- _What needs to be done_:
Copy each line containing the word "students" from the records that follow, please.

- _Provided records_:
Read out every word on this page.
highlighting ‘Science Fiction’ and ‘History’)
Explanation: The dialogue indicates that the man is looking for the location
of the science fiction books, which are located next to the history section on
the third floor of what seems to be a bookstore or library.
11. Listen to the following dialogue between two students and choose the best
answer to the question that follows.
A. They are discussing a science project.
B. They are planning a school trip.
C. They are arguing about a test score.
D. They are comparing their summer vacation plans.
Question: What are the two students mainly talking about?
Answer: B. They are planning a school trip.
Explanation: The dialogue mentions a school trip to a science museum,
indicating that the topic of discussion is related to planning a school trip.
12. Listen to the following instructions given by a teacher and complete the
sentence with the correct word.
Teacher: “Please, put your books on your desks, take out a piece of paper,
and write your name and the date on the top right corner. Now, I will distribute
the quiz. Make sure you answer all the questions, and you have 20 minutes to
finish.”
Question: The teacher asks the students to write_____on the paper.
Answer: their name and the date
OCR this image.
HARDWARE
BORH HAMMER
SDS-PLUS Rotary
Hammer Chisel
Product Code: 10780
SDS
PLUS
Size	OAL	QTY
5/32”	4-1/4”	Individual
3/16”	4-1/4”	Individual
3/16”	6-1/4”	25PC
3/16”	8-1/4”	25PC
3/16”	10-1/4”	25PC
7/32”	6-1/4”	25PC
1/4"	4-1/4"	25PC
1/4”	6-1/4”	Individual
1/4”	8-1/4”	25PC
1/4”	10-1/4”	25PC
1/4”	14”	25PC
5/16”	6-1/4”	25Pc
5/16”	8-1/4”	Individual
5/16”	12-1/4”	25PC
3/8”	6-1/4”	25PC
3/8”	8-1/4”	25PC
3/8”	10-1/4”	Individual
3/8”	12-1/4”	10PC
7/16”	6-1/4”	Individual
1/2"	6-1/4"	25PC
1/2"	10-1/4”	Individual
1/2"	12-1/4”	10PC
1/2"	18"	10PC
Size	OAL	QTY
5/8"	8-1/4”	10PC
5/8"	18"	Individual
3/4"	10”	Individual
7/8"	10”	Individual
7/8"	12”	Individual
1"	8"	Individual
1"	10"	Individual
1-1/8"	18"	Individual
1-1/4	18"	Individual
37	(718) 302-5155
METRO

- _Written response_:
11. Listen to the following dialogue between two students and choose the best
Question: What are the two students mainly talking about?
Question: The teacher asks the students to write_____on the paper.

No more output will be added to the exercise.